Structured figure records:

* begin *

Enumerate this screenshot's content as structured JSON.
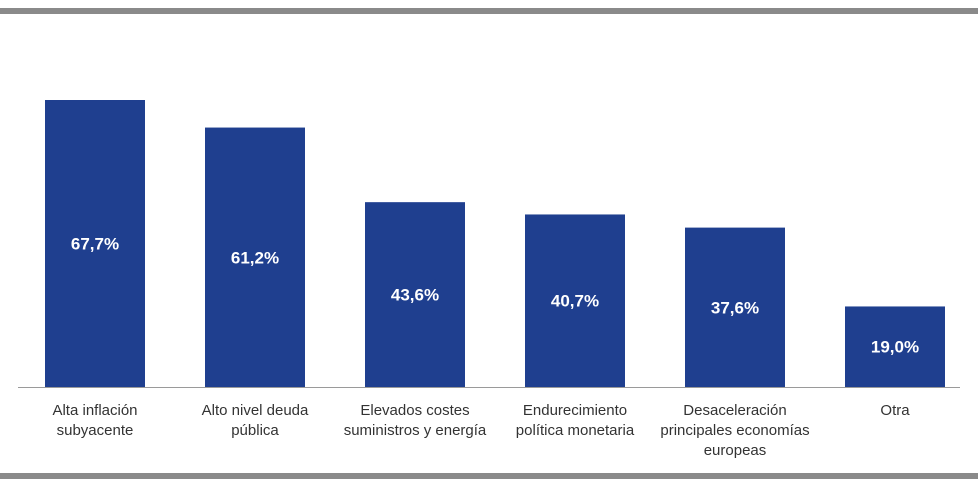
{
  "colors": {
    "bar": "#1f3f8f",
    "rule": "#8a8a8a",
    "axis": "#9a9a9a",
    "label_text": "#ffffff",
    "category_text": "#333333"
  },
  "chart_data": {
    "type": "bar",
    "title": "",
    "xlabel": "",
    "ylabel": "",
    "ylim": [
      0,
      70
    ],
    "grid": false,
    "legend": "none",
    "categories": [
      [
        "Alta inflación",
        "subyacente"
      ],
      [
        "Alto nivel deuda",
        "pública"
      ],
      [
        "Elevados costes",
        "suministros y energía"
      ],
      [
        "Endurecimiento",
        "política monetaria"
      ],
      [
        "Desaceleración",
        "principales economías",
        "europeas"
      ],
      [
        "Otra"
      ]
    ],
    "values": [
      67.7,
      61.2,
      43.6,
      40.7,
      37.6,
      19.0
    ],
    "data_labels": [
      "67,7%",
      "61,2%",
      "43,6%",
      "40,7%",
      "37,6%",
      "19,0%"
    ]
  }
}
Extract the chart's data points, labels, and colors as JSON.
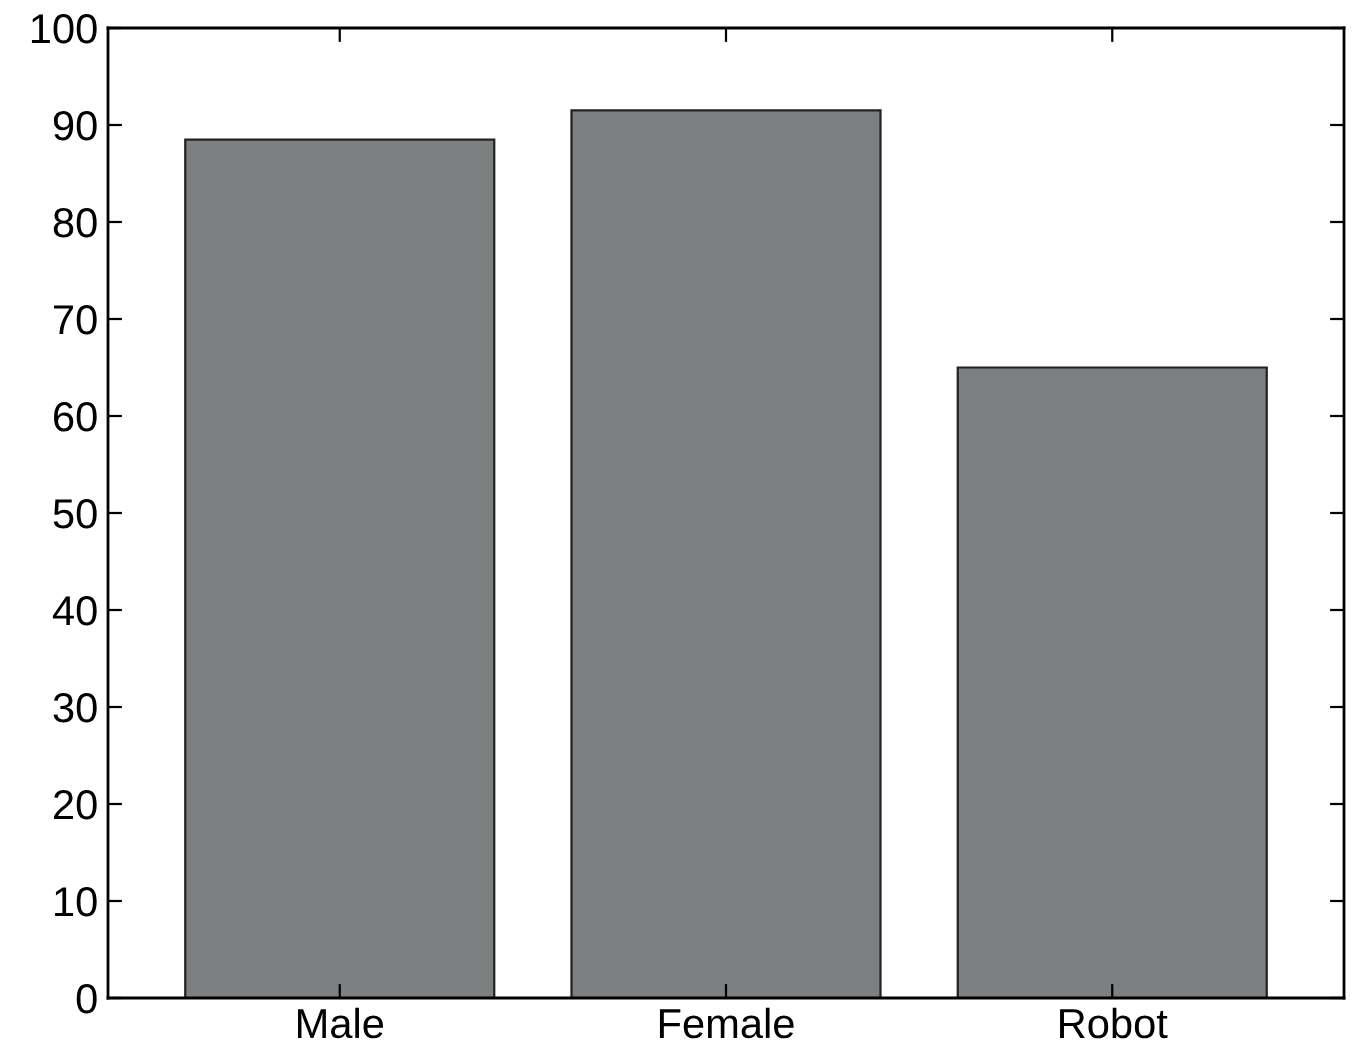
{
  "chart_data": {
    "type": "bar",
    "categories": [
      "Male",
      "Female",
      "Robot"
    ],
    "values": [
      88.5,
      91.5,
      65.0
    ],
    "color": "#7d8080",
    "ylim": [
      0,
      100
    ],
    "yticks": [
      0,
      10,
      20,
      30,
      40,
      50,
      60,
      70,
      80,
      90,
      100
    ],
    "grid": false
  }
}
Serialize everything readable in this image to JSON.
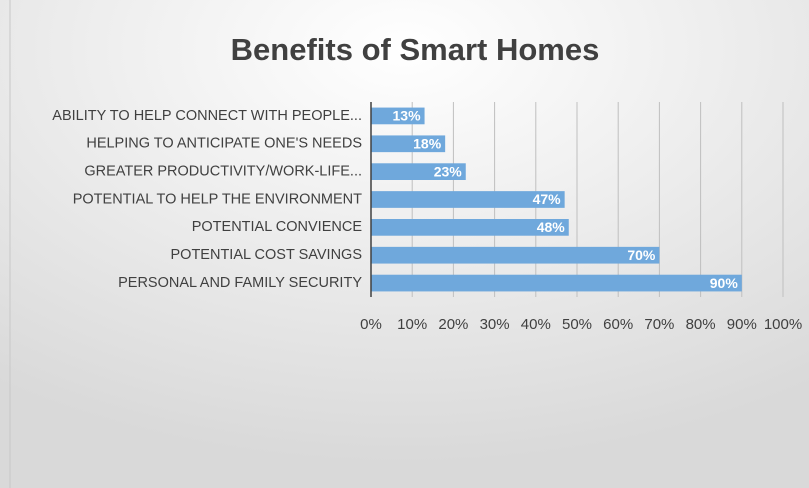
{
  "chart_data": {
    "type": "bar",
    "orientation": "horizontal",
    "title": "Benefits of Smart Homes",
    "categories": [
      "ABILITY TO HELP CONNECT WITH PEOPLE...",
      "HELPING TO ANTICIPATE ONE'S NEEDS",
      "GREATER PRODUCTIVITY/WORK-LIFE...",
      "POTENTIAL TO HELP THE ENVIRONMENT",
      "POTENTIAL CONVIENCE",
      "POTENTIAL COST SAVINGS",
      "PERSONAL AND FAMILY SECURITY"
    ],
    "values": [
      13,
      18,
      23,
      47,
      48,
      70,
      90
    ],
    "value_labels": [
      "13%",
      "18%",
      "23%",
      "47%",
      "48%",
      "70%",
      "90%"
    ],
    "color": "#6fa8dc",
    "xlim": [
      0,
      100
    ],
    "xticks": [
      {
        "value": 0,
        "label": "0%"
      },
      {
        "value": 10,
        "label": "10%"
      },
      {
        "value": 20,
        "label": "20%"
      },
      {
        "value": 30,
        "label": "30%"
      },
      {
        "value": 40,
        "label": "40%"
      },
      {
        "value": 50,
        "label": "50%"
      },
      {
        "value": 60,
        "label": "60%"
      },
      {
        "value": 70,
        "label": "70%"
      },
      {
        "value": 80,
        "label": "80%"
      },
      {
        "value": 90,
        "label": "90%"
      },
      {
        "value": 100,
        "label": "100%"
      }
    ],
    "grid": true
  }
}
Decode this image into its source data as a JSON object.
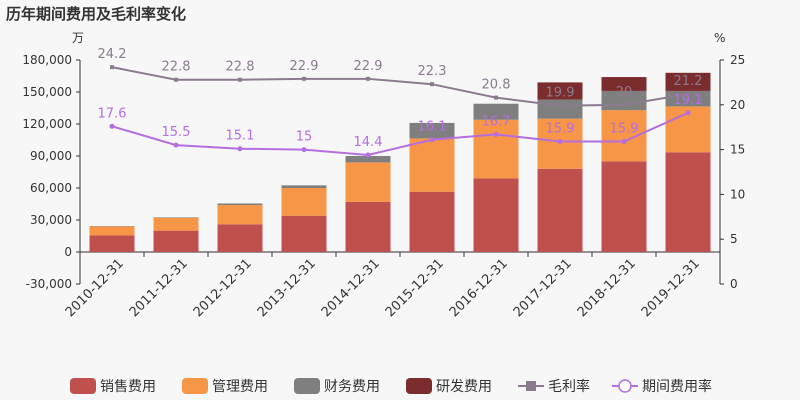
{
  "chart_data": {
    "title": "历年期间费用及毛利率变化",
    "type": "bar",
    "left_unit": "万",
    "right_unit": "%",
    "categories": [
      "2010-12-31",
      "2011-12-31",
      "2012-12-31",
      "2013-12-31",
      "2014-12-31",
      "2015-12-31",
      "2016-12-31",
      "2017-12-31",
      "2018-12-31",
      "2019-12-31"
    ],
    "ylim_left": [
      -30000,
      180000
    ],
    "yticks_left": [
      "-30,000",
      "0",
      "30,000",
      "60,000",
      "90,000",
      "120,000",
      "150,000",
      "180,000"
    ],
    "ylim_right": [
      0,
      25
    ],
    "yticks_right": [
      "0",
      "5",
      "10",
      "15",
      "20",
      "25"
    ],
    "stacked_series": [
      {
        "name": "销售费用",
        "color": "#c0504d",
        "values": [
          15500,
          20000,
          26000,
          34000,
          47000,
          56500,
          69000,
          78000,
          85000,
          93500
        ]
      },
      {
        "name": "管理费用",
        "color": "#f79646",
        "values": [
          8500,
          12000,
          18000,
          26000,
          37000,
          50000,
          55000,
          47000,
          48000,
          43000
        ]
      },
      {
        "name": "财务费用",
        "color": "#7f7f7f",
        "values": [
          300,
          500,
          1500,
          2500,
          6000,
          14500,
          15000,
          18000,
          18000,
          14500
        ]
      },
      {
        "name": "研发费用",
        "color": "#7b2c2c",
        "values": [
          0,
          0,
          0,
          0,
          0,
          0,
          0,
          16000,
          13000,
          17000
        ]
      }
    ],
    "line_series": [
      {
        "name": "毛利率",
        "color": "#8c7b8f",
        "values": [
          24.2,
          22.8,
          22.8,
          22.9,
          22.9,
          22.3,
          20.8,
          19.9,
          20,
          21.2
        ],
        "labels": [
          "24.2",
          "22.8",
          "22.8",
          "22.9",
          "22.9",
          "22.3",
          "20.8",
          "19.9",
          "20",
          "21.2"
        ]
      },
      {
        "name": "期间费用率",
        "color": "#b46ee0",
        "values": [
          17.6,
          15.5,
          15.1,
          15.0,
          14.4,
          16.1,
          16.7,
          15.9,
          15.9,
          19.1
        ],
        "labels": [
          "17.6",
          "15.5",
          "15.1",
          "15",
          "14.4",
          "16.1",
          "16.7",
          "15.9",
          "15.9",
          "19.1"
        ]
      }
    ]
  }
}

* end *

→ Exercise directions
Reproduce the full material exactly, excluding the pictures.

→ Full output
Enumerate this screenshot's content as structured JSON.
{
  "colors": {
    "bar": "#1f3f8f",
    "rule": "#8a8a8a",
    "axis": "#9a9a9a",
    "label_text": "#ffffff",
    "category_text": "#333333"
  },
  "chart_data": {
    "type": "bar",
    "title": "",
    "xlabel": "",
    "ylabel": "",
    "ylim": [
      0,
      70
    ],
    "grid": false,
    "legend": "none",
    "categories": [
      [
        "Alta inflación",
        "subyacente"
      ],
      [
        "Alto nivel deuda",
        "pública"
      ],
      [
        "Elevados costes",
        "suministros y energía"
      ],
      [
        "Endurecimiento",
        "política monetaria"
      ],
      [
        "Desaceleración",
        "principales economías",
        "europeas"
      ],
      [
        "Otra"
      ]
    ],
    "values": [
      67.7,
      61.2,
      43.6,
      40.7,
      37.6,
      19.0
    ],
    "data_labels": [
      "67,7%",
      "61,2%",
      "43,6%",
      "40,7%",
      "37,6%",
      "19,0%"
    ]
  }
}
Extract the chart's data points, labels, and colors as JSON.
{
  "chart_data": {
    "type": "bar",
    "categories": [
      "Male",
      "Female",
      "Robot"
    ],
    "values": [
      88.5,
      91.5,
      65.0
    ],
    "color": "#7d8080",
    "ylim": [
      0,
      100
    ],
    "yticks": [
      0,
      10,
      20,
      30,
      40,
      50,
      60,
      70,
      80,
      90,
      100
    ],
    "grid": false
  }
}
Serialize everything readable in this image to JSON.
{
  "chart_data": {
    "type": "bar",
    "orientation": "horizontal",
    "title": "Benefits of Smart Homes",
    "categories": [
      "ABILITY TO HELP CONNECT WITH PEOPLE...",
      "HELPING TO ANTICIPATE ONE'S NEEDS",
      "GREATER PRODUCTIVITY/WORK-LIFE...",
      "POTENTIAL TO HELP THE ENVIRONMENT",
      "POTENTIAL CONVIENCE",
      "POTENTIAL COST SAVINGS",
      "PERSONAL AND FAMILY SECURITY"
    ],
    "values": [
      13,
      18,
      23,
      47,
      48,
      70,
      90
    ],
    "value_labels": [
      "13%",
      "18%",
      "23%",
      "47%",
      "48%",
      "70%",
      "90%"
    ],
    "color": "#6fa8dc",
    "xlim": [
      0,
      100
    ],
    "xticks": [
      {
        "value": 0,
        "label": "0%"
      },
      {
        "value": 10,
        "label": "10%"
      },
      {
        "value": 20,
        "label": "20%"
      },
      {
        "value": 30,
        "label": "30%"
      },
      {
        "value": 40,
        "label": "40%"
      },
      {
        "value": 50,
        "label": "50%"
      },
      {
        "value": 60,
        "label": "60%"
      },
      {
        "value": 70,
        "label": "70%"
      },
      {
        "value": 80,
        "label": "80%"
      },
      {
        "value": 90,
        "label": "90%"
      },
      {
        "value": 100,
        "label": "100%"
      }
    ],
    "grid": true
  }
}
Decode this image into its source data as a JSON object.
{
  "chart_data": {
    "title": "历年期间费用及毛利率变化",
    "type": "bar",
    "left_unit": "万",
    "right_unit": "%",
    "categories": [
      "2010-12-31",
      "2011-12-31",
      "2012-12-31",
      "2013-12-31",
      "2014-12-31",
      "2015-12-31",
      "2016-12-31",
      "2017-12-31",
      "2018-12-31",
      "2019-12-31"
    ],
    "ylim_left": [
      -30000,
      180000
    ],
    "yticks_left": [
      "-30,000",
      "0",
      "30,000",
      "60,000",
      "90,000",
      "120,000",
      "150,000",
      "180,000"
    ],
    "ylim_right": [
      0,
      25
    ],
    "yticks_right": [
      "0",
      "5",
      "10",
      "15",
      "20",
      "25"
    ],
    "stacked_series": [
      {
        "name": "销售费用",
        "color": "#c0504d",
        "values": [
          15500,
          20000,
          26000,
          34000,
          47000,
          56500,
          69000,
          78000,
          85000,
          93500
        ]
      },
      {
        "name": "管理费用",
        "color": "#f79646",
        "values": [
          8500,
          12000,
          18000,
          26000,
          37000,
          50000,
          55000,
          47000,
          48000,
          43000
        ]
      },
      {
        "name": "财务费用",
        "color": "#7f7f7f",
        "values": [
          300,
          500,
          1500,
          2500,
          6000,
          14500,
          15000,
          18000,
          18000,
          14500
        ]
      },
      {
        "name": "研发费用",
        "color": "#7b2c2c",
        "values": [
          0,
          0,
          0,
          0,
          0,
          0,
          0,
          16000,
          13000,
          17000
        ]
      }
    ],
    "line_series": [
      {
        "name": "毛利率",
        "color": "#8c7b8f",
        "values": [
          24.2,
          22.8,
          22.8,
          22.9,
          22.9,
          22.3,
          20.8,
          19.9,
          20,
          21.2
        ],
        "labels": [
          "24.2",
          "22.8",
          "22.8",
          "22.9",
          "22.9",
          "22.3",
          "20.8",
          "19.9",
          "20",
          "21.2"
        ]
      },
      {
        "name": "期间费用率",
        "color": "#b46ee0",
        "values": [
          17.6,
          15.5,
          15.1,
          15.0,
          14.4,
          16.1,
          16.7,
          15.9,
          15.9,
          19.1
        ],
        "labels": [
          "17.6",
          "15.5",
          "15.1",
          "15",
          "14.4",
          "16.1",
          "16.7",
          "15.9",
          "15.9",
          "19.1"
        ]
      }
    ]
  }
}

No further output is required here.